• [Requirement]
Would it be possible to write out each entry below exactly, without the pictures?
-*-*-
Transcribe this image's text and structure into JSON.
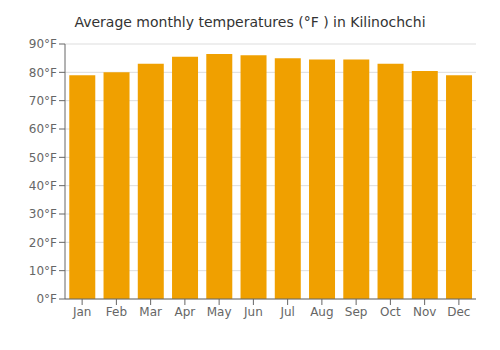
{
  "chart_data": {
    "type": "bar",
    "title": "Average monthly temperatures (°F ) in Kilinochchi",
    "categories": [
      "Jan",
      "Feb",
      "Mar",
      "Apr",
      "May",
      "Jun",
      "Jul",
      "Aug",
      "Sep",
      "Oct",
      "Nov",
      "Dec"
    ],
    "values": [
      79,
      80,
      83,
      85.5,
      86.5,
      86,
      85,
      84.5,
      84.5,
      83,
      80.5,
      79
    ],
    "color": "#F0A000",
    "ylim": [
      0,
      90
    ],
    "yticks": [
      {
        "value": 0,
        "label": "0°F"
      },
      {
        "value": 10,
        "label": "10°F"
      },
      {
        "value": 20,
        "label": "20°F"
      },
      {
        "value": 30,
        "label": "30°F"
      },
      {
        "value": 40,
        "label": "40°F"
      },
      {
        "value": 50,
        "label": "50°F"
      },
      {
        "value": 60,
        "label": "60°F"
      },
      {
        "value": 70,
        "label": "70°F"
      },
      {
        "value": 80,
        "label": "80°F"
      },
      {
        "value": 90,
        "label": "90°F"
      }
    ],
    "grid": true
  }
}
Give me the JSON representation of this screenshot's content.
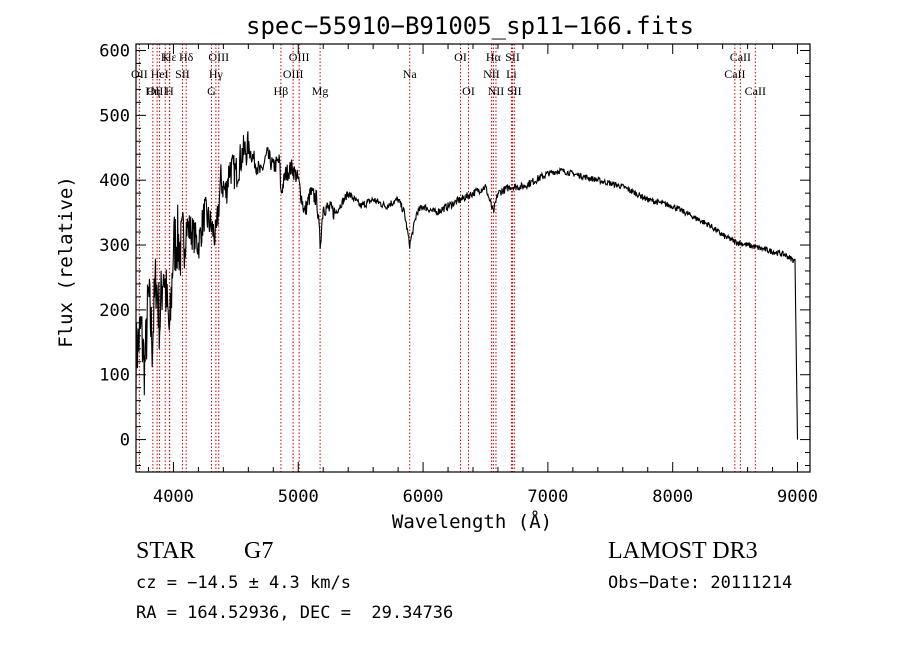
{
  "chart_data": {
    "type": "line",
    "title": "spec−55910−B91005_sp11−166.fits",
    "xlabel": "Wavelength (Å)",
    "ylabel": "Flux (relative)",
    "xlim": [
      3700,
      9100
    ],
    "ylim": [
      -50,
      610
    ],
    "xticks": [
      4000,
      5000,
      6000,
      7000,
      8000,
      9000
    ],
    "yticks": [
      0,
      100,
      200,
      300,
      400,
      500,
      600
    ],
    "grid": false,
    "line_color": "#000000",
    "marker_color": "#cc0000",
    "series": [
      {
        "x": [
          3700,
          3740,
          3770,
          3800,
          3830,
          3860,
          3890,
          3920,
          3950,
          3970,
          4000,
          4030,
          4060,
          4100,
          4150,
          4200,
          4250,
          4300,
          4340,
          4380,
          4420,
          4450,
          4500,
          4550,
          4600,
          4650,
          4700,
          4750,
          4800,
          4850,
          4861,
          4900,
          4950,
          5000,
          5050,
          5100,
          5150,
          5175,
          5200,
          5300,
          5400,
          5500,
          5600,
          5700,
          5800,
          5850,
          5893,
          5950,
          6000,
          6100,
          6200,
          6300,
          6400,
          6500,
          6563,
          6600,
          6700,
          6800,
          6900,
          7000,
          7100,
          7200,
          7300,
          7400,
          7500,
          7600,
          7700,
          7800,
          7900,
          8000,
          8100,
          8200,
          8300,
          8400,
          8500,
          8600,
          8700,
          8800,
          8900,
          8980,
          9000
        ],
        "y": [
          130,
          170,
          110,
          220,
          150,
          250,
          180,
          270,
          200,
          160,
          300,
          310,
          290,
          330,
          320,
          300,
          350,
          330,
          310,
          400,
          380,
          420,
          410,
          440,
          450,
          430,
          410,
          440,
          420,
          430,
          380,
          410,
          420,
          400,
          350,
          380,
          370,
          300,
          360,
          350,
          380,
          360,
          370,
          360,
          370,
          350,
          300,
          350,
          360,
          350,
          360,
          370,
          380,
          390,
          350,
          380,
          390,
          390,
          400,
          410,
          415,
          410,
          405,
          400,
          395,
          390,
          380,
          370,
          365,
          360,
          350,
          340,
          330,
          315,
          305,
          300,
          295,
          290,
          285,
          275,
          0
        ]
      }
    ],
    "line_markers": [
      {
        "label": "Hε",
        "x": 3970,
        "row": 1
      },
      {
        "label": "OII",
        "x": 3727,
        "row": 2
      },
      {
        "label": "OIII",
        "x": 3869,
        "row": 3
      },
      {
        "label": "K",
        "x": 3934,
        "row": 1
      },
      {
        "label": "HeI",
        "x": 3889,
        "row": 2
      },
      {
        "label": "Hη",
        "x": 3835,
        "row": 3
      },
      {
        "label": "SII",
        "x": 4072,
        "row": 2
      },
      {
        "label": "H",
        "x": 3968,
        "row": 3
      },
      {
        "label": "Hδ",
        "x": 4102,
        "row": 1
      },
      {
        "label": "OIII",
        "x": 4363,
        "row": 1
      },
      {
        "label": "Hγ",
        "x": 4340,
        "row": 2
      },
      {
        "label": "G",
        "x": 4305,
        "row": 3
      },
      {
        "label": "OIII",
        "x": 5007,
        "row": 1
      },
      {
        "label": "OIII",
        "x": 4959,
        "row": 2
      },
      {
        "label": "Hβ",
        "x": 4861,
        "row": 3
      },
      {
        "label": "Mg",
        "x": 5175,
        "row": 3
      },
      {
        "label": "Na",
        "x": 5893,
        "row": 2
      },
      {
        "label": "OI",
        "x": 6300,
        "row": 1
      },
      {
        "label": "OI",
        "x": 6364,
        "row": 3
      },
      {
        "label": "Hα",
        "x": 6563,
        "row": 1
      },
      {
        "label": "NII",
        "x": 6548,
        "row": 2
      },
      {
        "label": "NII",
        "x": 6584,
        "row": 3
      },
      {
        "label": "SII",
        "x": 6717,
        "row": 1
      },
      {
        "label": "Li",
        "x": 6708,
        "row": 2
      },
      {
        "label": "SII",
        "x": 6731,
        "row": 3
      },
      {
        "label": "CaII",
        "x": 8542,
        "row": 1
      },
      {
        "label": "CaII",
        "x": 8498,
        "row": 2
      },
      {
        "label": "CaII",
        "x": 8662,
        "row": 3
      }
    ]
  },
  "info": {
    "object_class": "STAR",
    "subclass": "G7",
    "survey": "LAMOST DR3",
    "redshift": "cz = −14.5 ± 4.3 km/s",
    "obs_date": "Obs−Date: 20111214",
    "coords": "RA = 164.52936, DEC =  29.34736"
  }
}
-*-*-
• [Result of the exercise]
Transcribe this image's text and structure into JSON.
{
  "chart_data": {
    "type": "bar",
    "title": "Average monthly temperatures (°F ) in Kilinochchi",
    "categories": [
      "Jan",
      "Feb",
      "Mar",
      "Apr",
      "May",
      "Jun",
      "Jul",
      "Aug",
      "Sep",
      "Oct",
      "Nov",
      "Dec"
    ],
    "values": [
      79,
      80,
      83,
      85.5,
      86.5,
      86,
      85,
      84.5,
      84.5,
      83,
      80.5,
      79
    ],
    "color": "#F0A000",
    "ylim": [
      0,
      90
    ],
    "yticks": [
      {
        "value": 0,
        "label": "0°F"
      },
      {
        "value": 10,
        "label": "10°F"
      },
      {
        "value": 20,
        "label": "20°F"
      },
      {
        "value": 30,
        "label": "30°F"
      },
      {
        "value": 40,
        "label": "40°F"
      },
      {
        "value": 50,
        "label": "50°F"
      },
      {
        "value": 60,
        "label": "60°F"
      },
      {
        "value": 70,
        "label": "70°F"
      },
      {
        "value": 80,
        "label": "80°F"
      },
      {
        "value": 90,
        "label": "90°F"
      }
    ],
    "grid": true
  }
}
Give me the JSON representation of this screenshot's content.
{
  "chart_data": {
    "type": "line",
    "title": "spec−55910−B91005_sp11−166.fits",
    "xlabel": "Wavelength (Å)",
    "ylabel": "Flux (relative)",
    "xlim": [
      3700,
      9100
    ],
    "ylim": [
      -50,
      610
    ],
    "xticks": [
      4000,
      5000,
      6000,
      7000,
      8000,
      9000
    ],
    "yticks": [
      0,
      100,
      200,
      300,
      400,
      500,
      600
    ],
    "grid": false,
    "line_color": "#000000",
    "marker_color": "#cc0000",
    "series": [
      {
        "x": [
          3700,
          3740,
          3770,
          3800,
          3830,
          3860,
          3890,
          3920,
          3950,
          3970,
          4000,
          4030,
          4060,
          4100,
          4150,
          4200,
          4250,
          4300,
          4340,
          4380,
          4420,
          4450,
          4500,
          4550,
          4600,
          4650,
          4700,
          4750,
          4800,
          4850,
          4861,
          4900,
          4950,
          5000,
          5050,
          5100,
          5150,
          5175,
          5200,
          5300,
          5400,
          5500,
          5600,
          5700,
          5800,
          5850,
          5893,
          5950,
          6000,
          6100,
          6200,
          6300,
          6400,
          6500,
          6563,
          6600,
          6700,
          6800,
          6900,
          7000,
          7100,
          7200,
          7300,
          7400,
          7500,
          7600,
          7700,
          7800,
          7900,
          8000,
          8100,
          8200,
          8300,
          8400,
          8500,
          8600,
          8700,
          8800,
          8900,
          8980,
          9000
        ],
        "y": [
          130,
          170,
          110,
          220,
          150,
          250,
          180,
          270,
          200,
          160,
          300,
          310,
          290,
          330,
          320,
          300,
          350,
          330,
          310,
          400,
          380,
          420,
          410,
          440,
          450,
          430,
          410,
          440,
          420,
          430,
          380,
          410,
          420,
          400,
          350,
          380,
          370,
          300,
          360,
          350,
          380,
          360,
          370,
          360,
          370,
          350,
          300,
          350,
          360,
          350,
          360,
          370,
          380,
          390,
          350,
          380,
          390,
          390,
          400,
          410,
          415,
          410,
          405,
          400,
          395,
          390,
          380,
          370,
          365,
          360,
          350,
          340,
          330,
          315,
          305,
          300,
          295,
          290,
          285,
          275,
          0
        ]
      }
    ],
    "line_markers": [
      {
        "label": "Hε",
        "x": 3970,
        "row": 1
      },
      {
        "label": "OII",
        "x": 3727,
        "row": 2
      },
      {
        "label": "OIII",
        "x": 3869,
        "row": 3
      },
      {
        "label": "K",
        "x": 3934,
        "row": 1
      },
      {
        "label": "HeI",
        "x": 3889,
        "row": 2
      },
      {
        "label": "Hη",
        "x": 3835,
        "row": 3
      },
      {
        "label": "SII",
        "x": 4072,
        "row": 2
      },
      {
        "label": "H",
        "x": 3968,
        "row": 3
      },
      {
        "label": "Hδ",
        "x": 4102,
        "row": 1
      },
      {
        "label": "OIII",
        "x": 4363,
        "row": 1
      },
      {
        "label": "Hγ",
        "x": 4340,
        "row": 2
      },
      {
        "label": "G",
        "x": 4305,
        "row": 3
      },
      {
        "label": "OIII",
        "x": 5007,
        "row": 1
      },
      {
        "label": "OIII",
        "x": 4959,
        "row": 2
      },
      {
        "label": "Hβ",
        "x": 4861,
        "row": 3
      },
      {
        "label": "Mg",
        "x": 5175,
        "row": 3
      },
      {
        "label": "Na",
        "x": 5893,
        "row": 2
      },
      {
        "label": "OI",
        "x": 6300,
        "row": 1
      },
      {
        "label": "OI",
        "x": 6364,
        "row": 3
      },
      {
        "label": "Hα",
        "x": 6563,
        "row": 1
      },
      {
        "label": "NII",
        "x": 6548,
        "row": 2
      },
      {
        "label": "NII",
        "x": 6584,
        "row": 3
      },
      {
        "label": "SII",
        "x": 6717,
        "row": 1
      },
      {
        "label": "Li",
        "x": 6708,
        "row": 2
      },
      {
        "label": "SII",
        "x": 6731,
        "row": 3
      },
      {
        "label": "CaII",
        "x": 8542,
        "row": 1
      },
      {
        "label": "CaII",
        "x": 8498,
        "row": 2
      },
      {
        "label": "CaII",
        "x": 8662,
        "row": 3
      }
    ]
  },
  "info": {
    "object_class": "STAR",
    "subclass": "G7",
    "survey": "LAMOST DR3",
    "redshift": "cz = −14.5 ± 4.3 km/s",
    "obs_date": "Obs−Date: 20111214",
    "coords": "RA = 164.52936, DEC =  29.34736"
  }
}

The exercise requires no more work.